§ **What is needed**: Where the string "Defects" occurs in the material below, report the whole line.

(Saved data entries)
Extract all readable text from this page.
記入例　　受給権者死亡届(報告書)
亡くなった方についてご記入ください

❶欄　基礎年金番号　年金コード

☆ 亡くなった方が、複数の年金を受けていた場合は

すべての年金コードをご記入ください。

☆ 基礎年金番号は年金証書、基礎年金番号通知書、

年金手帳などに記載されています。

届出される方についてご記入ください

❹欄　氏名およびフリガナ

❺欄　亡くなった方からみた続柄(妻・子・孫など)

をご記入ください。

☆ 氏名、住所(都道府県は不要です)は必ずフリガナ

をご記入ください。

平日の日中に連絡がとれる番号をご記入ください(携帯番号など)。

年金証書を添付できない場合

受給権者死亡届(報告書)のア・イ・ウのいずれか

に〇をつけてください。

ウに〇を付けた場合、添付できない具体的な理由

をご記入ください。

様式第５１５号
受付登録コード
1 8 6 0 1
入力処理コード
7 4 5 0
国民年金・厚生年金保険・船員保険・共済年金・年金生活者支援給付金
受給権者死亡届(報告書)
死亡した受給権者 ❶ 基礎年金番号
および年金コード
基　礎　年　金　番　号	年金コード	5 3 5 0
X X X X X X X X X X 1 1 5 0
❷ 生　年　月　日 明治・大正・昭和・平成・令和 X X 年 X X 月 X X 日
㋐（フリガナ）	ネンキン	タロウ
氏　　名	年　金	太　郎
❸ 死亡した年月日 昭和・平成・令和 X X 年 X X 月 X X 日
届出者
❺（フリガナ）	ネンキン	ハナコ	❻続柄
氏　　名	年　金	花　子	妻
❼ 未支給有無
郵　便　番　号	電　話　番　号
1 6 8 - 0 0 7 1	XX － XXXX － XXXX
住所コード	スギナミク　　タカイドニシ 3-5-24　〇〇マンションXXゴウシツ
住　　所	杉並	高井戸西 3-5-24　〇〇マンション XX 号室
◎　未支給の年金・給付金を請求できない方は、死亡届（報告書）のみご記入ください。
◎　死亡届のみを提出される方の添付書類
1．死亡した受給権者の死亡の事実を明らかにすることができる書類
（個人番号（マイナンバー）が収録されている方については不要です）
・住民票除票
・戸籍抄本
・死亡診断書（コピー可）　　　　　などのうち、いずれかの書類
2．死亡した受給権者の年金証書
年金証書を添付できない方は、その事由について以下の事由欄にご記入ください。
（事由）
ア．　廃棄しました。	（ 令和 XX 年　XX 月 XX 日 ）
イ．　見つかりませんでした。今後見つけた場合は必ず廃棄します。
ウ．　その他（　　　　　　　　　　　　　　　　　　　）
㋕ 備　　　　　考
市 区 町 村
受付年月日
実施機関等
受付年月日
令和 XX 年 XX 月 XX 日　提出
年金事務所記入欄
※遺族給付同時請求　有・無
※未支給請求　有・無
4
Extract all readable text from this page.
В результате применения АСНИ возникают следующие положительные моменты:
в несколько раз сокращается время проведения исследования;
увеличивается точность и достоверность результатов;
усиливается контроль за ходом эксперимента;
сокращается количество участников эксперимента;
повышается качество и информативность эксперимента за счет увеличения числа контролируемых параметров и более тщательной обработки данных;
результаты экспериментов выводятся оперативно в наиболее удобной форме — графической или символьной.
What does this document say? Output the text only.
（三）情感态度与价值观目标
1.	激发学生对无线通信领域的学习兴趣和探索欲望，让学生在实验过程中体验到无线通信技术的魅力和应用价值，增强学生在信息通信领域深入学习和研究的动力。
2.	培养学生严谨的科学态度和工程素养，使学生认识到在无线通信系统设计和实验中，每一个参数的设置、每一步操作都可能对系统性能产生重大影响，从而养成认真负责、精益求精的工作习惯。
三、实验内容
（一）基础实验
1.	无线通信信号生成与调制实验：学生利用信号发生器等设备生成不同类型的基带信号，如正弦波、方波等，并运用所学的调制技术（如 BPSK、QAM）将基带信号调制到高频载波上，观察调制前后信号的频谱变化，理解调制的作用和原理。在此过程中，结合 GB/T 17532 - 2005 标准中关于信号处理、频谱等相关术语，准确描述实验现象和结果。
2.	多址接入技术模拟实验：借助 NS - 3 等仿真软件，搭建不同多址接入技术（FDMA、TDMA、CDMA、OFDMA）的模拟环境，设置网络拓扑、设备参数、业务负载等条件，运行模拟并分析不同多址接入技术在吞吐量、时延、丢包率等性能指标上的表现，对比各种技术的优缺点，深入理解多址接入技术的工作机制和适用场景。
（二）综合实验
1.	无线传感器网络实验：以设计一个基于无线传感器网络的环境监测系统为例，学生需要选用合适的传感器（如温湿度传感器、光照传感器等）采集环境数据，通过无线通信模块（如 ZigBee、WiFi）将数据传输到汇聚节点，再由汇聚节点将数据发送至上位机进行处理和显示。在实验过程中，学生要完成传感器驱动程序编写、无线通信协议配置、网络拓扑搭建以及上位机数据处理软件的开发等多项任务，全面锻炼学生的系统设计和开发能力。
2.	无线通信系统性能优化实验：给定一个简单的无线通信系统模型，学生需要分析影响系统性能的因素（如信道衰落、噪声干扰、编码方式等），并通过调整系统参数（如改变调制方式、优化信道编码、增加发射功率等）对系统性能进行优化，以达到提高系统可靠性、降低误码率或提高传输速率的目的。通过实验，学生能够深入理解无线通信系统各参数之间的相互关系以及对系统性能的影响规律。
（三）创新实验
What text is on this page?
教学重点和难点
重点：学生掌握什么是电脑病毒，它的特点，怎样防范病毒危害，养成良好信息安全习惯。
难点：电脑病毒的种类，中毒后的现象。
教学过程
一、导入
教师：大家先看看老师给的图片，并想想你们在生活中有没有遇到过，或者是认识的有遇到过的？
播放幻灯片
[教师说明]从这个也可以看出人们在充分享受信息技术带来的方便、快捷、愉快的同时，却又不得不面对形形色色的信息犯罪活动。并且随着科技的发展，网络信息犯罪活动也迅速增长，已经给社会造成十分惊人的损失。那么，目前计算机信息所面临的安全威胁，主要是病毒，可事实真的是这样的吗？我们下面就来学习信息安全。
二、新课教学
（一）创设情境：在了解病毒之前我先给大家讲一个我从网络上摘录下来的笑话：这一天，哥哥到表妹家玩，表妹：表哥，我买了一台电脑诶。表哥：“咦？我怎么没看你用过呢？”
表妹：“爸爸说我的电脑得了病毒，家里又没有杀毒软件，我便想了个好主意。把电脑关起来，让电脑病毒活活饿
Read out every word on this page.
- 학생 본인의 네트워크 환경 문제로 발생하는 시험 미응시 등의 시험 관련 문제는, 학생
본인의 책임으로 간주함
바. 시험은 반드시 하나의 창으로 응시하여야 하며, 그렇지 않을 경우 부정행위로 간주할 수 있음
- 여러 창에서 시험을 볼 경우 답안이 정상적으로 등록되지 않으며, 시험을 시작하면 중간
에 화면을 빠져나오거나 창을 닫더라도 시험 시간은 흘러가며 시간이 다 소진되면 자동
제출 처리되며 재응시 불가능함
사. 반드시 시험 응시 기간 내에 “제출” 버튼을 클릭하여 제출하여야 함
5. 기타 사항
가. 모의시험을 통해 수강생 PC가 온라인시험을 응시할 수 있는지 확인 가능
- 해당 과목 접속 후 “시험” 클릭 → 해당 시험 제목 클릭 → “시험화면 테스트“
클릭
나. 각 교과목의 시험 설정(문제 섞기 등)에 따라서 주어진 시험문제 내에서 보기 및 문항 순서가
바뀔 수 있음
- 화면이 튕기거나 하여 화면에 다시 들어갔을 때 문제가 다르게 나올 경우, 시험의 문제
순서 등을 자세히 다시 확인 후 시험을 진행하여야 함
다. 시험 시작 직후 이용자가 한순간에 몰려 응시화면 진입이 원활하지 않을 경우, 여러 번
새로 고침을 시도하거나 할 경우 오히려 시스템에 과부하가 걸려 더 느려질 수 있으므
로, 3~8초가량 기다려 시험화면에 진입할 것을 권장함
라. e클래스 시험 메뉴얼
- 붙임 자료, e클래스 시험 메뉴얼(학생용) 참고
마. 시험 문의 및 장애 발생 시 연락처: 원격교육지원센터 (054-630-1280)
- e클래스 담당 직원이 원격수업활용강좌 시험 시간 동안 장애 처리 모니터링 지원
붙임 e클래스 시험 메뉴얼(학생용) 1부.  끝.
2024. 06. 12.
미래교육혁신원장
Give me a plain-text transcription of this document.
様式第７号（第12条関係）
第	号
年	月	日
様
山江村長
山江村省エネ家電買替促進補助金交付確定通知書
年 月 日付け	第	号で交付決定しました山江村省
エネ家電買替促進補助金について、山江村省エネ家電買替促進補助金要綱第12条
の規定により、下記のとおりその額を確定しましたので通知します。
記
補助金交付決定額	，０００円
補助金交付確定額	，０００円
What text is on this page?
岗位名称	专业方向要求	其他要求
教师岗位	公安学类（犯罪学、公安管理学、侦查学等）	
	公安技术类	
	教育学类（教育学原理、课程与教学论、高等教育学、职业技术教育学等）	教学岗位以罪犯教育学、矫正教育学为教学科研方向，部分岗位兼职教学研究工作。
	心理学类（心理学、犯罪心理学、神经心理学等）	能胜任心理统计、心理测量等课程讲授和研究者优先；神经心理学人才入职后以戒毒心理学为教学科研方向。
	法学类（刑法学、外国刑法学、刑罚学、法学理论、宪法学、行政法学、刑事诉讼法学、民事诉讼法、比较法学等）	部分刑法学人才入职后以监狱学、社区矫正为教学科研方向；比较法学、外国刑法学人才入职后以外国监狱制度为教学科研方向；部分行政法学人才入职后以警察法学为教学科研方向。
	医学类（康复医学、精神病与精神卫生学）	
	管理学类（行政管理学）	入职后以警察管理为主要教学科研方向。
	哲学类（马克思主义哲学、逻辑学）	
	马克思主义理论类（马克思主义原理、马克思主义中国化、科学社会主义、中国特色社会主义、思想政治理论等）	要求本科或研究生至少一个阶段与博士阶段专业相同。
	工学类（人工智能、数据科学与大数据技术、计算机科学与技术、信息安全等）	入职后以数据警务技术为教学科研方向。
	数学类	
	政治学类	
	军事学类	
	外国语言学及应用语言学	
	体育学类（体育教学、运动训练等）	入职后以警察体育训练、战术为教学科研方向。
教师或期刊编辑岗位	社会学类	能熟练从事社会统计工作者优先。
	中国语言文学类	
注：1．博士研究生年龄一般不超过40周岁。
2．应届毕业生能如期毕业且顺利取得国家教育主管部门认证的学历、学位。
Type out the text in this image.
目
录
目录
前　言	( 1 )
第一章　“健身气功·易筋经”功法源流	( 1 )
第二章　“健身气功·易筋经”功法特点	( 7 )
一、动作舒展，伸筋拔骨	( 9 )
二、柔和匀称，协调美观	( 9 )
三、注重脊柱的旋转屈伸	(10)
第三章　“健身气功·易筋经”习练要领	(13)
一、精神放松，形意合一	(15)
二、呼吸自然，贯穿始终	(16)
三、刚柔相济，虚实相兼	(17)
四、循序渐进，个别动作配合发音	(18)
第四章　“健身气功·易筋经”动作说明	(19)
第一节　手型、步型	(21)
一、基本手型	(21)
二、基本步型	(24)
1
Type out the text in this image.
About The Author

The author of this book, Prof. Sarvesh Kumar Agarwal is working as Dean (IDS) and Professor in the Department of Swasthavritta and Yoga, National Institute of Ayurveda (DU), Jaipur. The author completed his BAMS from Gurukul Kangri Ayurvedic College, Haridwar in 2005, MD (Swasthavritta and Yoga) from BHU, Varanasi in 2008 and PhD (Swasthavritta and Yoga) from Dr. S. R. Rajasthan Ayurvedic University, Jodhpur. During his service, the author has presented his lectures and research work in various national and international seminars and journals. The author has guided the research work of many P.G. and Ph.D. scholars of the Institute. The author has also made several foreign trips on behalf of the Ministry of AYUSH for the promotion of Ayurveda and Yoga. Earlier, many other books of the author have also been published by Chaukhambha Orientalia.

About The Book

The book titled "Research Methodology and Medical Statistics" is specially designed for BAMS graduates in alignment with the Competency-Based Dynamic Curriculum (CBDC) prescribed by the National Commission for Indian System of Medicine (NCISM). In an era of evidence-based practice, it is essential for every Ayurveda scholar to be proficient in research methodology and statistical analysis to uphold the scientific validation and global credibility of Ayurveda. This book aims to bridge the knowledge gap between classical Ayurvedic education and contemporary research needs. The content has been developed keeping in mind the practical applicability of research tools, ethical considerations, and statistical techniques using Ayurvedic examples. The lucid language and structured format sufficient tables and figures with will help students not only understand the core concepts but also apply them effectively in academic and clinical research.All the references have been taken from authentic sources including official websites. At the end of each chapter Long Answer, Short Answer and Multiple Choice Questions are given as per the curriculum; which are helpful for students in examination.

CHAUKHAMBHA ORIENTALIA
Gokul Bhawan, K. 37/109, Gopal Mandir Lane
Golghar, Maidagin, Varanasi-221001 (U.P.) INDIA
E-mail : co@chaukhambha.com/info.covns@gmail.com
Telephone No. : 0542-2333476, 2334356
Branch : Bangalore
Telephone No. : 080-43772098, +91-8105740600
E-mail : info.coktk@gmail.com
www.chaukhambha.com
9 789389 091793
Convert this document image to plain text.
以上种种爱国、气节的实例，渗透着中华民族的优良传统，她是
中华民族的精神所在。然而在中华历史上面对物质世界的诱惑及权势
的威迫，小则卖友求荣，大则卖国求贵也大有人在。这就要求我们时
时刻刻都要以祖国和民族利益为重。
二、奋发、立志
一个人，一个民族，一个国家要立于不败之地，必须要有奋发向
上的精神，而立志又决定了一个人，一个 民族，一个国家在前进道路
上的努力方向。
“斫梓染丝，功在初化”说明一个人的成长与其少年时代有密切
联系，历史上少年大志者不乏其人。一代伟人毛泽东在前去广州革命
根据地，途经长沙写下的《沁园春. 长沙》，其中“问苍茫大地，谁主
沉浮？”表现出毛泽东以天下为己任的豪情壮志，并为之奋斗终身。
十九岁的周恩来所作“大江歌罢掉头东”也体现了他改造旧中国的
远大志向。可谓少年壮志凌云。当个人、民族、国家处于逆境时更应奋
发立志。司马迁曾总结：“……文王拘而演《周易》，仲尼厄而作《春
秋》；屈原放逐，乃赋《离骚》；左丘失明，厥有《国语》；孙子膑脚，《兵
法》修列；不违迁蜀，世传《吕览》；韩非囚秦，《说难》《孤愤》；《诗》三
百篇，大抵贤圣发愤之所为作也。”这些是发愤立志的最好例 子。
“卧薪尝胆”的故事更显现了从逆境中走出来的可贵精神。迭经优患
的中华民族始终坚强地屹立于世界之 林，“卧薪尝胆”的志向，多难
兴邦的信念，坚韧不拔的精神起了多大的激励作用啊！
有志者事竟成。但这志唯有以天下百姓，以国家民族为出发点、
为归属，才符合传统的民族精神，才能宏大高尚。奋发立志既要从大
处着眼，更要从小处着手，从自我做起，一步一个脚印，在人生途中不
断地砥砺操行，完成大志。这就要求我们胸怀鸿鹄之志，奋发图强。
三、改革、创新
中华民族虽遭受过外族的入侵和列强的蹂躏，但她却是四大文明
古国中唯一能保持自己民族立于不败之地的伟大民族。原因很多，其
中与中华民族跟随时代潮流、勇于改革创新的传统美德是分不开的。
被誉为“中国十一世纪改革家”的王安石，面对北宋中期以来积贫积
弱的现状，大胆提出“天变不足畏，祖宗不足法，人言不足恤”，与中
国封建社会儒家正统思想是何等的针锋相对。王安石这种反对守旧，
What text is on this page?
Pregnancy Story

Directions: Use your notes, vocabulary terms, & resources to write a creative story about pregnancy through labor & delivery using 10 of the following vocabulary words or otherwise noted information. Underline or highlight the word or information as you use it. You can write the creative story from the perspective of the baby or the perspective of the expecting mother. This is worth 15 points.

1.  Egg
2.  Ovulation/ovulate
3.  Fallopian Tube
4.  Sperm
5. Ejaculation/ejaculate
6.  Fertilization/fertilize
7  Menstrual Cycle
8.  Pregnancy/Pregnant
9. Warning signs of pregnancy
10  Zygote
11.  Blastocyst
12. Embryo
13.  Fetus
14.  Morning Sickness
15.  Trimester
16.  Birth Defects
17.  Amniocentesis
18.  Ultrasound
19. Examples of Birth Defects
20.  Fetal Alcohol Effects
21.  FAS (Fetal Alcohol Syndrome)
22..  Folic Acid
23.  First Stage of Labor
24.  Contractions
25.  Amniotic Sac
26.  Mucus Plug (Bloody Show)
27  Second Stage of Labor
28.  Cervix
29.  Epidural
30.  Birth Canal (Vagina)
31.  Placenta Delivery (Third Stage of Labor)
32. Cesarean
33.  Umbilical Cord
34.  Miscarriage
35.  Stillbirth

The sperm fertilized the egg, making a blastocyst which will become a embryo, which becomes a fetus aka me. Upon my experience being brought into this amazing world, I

§ **Response to this exercise**:
16.  Birth Defects
19. Examples of Birth Defects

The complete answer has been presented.